▸ **Information shown**:

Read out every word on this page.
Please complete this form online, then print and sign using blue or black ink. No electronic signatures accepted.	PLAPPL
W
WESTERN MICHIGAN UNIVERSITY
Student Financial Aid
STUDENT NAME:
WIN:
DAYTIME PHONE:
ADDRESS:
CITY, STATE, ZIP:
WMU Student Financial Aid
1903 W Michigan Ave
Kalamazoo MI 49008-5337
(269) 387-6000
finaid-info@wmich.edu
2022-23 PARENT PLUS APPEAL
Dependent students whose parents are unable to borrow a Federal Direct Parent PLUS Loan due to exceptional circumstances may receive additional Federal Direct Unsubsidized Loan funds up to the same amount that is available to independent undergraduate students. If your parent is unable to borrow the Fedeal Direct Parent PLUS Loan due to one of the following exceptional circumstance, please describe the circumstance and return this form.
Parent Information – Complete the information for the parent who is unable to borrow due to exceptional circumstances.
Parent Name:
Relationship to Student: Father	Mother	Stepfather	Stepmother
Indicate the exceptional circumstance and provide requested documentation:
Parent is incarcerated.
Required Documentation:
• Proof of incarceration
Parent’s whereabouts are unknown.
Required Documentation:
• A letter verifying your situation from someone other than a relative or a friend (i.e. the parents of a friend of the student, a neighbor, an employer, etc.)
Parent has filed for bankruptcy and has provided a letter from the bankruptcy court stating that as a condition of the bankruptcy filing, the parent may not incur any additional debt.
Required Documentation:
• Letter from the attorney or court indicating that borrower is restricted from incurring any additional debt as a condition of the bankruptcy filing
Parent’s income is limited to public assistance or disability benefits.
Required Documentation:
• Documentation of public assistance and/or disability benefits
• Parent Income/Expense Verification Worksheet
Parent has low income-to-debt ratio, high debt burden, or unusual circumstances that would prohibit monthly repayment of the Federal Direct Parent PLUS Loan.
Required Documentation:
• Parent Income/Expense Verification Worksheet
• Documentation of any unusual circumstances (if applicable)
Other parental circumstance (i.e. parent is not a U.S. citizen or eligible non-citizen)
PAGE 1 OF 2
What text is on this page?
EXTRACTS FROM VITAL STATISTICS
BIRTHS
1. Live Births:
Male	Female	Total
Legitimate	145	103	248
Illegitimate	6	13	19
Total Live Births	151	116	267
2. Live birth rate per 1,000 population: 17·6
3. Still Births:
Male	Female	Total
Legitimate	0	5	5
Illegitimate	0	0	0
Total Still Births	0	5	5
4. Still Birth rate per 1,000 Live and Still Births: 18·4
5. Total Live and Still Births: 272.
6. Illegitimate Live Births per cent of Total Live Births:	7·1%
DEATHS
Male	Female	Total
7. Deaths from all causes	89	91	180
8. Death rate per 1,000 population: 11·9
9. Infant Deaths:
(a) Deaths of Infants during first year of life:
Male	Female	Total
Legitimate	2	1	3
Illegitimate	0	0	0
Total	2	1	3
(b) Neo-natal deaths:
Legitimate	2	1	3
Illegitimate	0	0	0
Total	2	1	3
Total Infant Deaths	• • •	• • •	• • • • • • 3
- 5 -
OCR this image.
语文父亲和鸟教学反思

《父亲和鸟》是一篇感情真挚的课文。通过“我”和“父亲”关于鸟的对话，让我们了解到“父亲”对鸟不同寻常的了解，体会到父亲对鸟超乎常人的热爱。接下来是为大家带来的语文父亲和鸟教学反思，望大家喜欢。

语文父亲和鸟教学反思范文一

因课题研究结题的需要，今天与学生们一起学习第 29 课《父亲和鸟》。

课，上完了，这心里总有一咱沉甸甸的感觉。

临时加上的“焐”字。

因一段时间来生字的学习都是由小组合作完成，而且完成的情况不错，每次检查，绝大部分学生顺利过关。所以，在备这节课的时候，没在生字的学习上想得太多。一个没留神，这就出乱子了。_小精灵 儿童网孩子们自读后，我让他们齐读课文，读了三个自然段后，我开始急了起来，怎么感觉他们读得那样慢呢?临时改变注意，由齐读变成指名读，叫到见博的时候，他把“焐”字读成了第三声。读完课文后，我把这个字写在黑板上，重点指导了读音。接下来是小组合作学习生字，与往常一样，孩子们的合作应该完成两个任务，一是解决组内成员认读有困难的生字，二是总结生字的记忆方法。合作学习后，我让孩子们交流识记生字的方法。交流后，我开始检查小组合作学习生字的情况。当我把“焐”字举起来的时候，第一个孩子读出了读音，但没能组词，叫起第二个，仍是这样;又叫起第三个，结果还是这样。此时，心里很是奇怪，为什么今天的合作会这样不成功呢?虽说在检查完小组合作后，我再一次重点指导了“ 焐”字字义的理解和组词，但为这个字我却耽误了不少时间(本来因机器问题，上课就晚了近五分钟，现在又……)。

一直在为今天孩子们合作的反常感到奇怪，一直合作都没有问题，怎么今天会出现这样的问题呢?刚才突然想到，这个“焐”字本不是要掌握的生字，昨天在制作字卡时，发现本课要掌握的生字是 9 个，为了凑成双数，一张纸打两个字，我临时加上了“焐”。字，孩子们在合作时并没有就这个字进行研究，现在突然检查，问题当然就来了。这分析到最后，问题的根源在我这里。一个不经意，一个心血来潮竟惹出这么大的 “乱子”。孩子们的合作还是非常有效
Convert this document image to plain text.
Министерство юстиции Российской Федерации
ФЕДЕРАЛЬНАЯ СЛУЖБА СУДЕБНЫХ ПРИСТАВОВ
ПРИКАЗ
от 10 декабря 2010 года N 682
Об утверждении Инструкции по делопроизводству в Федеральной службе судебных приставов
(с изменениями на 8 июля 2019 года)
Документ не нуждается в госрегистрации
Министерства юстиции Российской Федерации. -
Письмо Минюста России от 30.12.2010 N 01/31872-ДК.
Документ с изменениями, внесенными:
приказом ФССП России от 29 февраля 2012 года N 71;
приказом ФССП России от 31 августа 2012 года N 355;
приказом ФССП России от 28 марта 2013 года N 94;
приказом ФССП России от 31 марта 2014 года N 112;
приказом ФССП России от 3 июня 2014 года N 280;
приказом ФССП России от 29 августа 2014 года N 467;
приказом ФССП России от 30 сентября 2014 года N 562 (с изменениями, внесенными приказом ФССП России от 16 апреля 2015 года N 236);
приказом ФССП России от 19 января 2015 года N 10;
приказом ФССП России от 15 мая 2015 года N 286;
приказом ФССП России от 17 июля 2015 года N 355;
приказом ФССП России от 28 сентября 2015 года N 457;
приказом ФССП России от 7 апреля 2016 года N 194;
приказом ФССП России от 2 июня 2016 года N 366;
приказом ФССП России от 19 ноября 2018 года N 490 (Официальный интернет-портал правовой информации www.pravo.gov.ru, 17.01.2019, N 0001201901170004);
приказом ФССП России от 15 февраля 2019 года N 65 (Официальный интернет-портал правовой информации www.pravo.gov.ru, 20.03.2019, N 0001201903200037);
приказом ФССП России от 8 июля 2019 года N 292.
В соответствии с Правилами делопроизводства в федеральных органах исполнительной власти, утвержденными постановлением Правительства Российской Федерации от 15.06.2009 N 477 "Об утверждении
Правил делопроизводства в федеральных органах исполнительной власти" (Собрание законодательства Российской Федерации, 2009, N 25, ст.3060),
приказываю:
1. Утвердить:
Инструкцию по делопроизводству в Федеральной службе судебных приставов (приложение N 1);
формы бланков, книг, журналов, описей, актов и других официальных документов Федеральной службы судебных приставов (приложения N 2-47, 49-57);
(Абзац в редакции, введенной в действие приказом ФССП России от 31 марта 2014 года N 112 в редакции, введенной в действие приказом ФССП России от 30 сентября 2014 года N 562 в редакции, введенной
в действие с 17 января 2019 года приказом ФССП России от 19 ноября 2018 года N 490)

▸ **Exercise brief**: State how many lines of the listing include the word "августа". Reply with the number alone.

▸ **Correct response**: 2